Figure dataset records
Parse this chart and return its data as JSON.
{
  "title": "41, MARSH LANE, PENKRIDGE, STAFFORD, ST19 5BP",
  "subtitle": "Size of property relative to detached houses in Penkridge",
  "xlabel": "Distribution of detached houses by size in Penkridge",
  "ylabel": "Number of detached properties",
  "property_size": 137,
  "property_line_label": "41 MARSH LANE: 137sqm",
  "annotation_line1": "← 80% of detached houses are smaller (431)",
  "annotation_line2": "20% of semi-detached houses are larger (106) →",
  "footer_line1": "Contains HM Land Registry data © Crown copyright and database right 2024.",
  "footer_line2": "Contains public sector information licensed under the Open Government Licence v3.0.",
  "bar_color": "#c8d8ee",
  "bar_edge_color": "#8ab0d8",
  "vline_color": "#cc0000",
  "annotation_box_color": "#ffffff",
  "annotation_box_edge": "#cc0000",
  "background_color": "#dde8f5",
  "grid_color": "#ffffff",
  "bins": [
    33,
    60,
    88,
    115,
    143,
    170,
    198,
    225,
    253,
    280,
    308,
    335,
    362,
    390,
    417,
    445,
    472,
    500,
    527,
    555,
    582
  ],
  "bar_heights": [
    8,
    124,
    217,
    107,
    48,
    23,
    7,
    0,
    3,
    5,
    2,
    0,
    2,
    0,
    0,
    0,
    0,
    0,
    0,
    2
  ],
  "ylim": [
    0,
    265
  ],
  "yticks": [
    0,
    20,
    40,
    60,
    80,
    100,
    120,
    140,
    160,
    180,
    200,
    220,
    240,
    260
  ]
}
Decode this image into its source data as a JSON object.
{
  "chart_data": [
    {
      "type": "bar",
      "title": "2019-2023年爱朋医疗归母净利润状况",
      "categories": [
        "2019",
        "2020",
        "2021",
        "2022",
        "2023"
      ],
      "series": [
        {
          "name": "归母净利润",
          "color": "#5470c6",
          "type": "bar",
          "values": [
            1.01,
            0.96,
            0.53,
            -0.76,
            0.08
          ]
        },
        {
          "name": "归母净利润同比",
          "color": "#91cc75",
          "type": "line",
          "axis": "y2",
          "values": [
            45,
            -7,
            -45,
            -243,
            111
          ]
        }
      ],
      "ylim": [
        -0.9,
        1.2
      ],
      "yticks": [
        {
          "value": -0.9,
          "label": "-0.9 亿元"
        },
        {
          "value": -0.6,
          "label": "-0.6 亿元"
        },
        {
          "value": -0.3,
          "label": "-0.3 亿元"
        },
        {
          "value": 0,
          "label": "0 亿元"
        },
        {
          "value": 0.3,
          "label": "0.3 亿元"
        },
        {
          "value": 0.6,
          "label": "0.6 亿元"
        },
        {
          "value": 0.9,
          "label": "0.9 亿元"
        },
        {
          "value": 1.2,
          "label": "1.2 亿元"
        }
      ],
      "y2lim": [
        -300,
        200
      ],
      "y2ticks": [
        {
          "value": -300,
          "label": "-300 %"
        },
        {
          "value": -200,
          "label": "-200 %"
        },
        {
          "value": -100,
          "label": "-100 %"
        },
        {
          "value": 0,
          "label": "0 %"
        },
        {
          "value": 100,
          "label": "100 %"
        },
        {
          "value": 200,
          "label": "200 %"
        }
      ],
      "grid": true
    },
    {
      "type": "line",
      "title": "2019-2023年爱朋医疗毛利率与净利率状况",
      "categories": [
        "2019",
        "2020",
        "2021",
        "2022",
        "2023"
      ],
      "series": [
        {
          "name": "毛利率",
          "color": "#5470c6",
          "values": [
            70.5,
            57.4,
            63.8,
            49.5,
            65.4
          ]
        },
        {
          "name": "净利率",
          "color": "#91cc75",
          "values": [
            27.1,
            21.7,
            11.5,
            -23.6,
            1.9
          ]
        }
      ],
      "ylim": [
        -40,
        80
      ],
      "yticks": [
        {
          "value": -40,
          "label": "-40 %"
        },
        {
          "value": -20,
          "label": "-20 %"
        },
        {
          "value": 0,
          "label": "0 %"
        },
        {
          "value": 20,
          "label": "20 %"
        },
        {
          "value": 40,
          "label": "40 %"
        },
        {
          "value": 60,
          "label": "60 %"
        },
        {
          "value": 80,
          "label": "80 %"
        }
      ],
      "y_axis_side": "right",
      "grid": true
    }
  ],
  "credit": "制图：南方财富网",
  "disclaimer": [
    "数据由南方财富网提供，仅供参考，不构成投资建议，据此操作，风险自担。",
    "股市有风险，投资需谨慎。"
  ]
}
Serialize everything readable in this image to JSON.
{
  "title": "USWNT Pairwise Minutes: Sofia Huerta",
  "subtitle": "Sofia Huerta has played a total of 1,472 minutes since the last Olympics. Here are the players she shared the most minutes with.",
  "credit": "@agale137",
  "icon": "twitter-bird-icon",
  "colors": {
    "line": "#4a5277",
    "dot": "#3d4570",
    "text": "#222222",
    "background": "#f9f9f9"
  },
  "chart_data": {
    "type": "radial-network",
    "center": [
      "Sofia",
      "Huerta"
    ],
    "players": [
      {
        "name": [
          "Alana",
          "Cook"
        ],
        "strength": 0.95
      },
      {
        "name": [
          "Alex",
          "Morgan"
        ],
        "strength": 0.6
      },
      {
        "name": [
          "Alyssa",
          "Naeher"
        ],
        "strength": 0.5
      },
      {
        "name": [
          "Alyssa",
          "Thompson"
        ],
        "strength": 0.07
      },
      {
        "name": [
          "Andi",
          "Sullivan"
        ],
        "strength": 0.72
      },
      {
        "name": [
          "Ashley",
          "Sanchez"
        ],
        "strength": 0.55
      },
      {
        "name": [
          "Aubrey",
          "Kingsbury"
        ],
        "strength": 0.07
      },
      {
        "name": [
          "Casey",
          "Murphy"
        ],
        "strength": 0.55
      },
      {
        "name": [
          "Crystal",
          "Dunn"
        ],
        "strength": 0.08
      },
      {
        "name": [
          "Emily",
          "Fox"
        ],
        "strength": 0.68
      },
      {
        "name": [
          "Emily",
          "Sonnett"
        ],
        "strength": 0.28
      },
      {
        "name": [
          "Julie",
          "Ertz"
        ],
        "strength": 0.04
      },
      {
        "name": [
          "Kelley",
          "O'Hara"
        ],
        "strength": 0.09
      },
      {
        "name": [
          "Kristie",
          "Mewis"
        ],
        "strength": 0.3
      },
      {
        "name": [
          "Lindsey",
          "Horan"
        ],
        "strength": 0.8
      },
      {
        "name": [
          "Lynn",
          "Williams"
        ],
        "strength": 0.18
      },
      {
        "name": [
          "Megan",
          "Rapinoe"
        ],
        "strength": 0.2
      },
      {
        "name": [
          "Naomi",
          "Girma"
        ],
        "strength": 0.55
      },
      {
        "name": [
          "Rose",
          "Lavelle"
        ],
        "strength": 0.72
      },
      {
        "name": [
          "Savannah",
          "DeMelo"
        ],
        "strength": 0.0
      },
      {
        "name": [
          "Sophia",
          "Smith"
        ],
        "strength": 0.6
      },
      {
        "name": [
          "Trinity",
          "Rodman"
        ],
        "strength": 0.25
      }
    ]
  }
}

TASK TO CARRY OUT: Your task is to pick out every line with the string "LANE" and copy it.

EXERCISE RESPONSE:
  "title": "41, MARSH LANE, PENKRIDGE, STAFFORD, ST19 5BP",
  "property_line_label": "41 MARSH LANE: 137sqm",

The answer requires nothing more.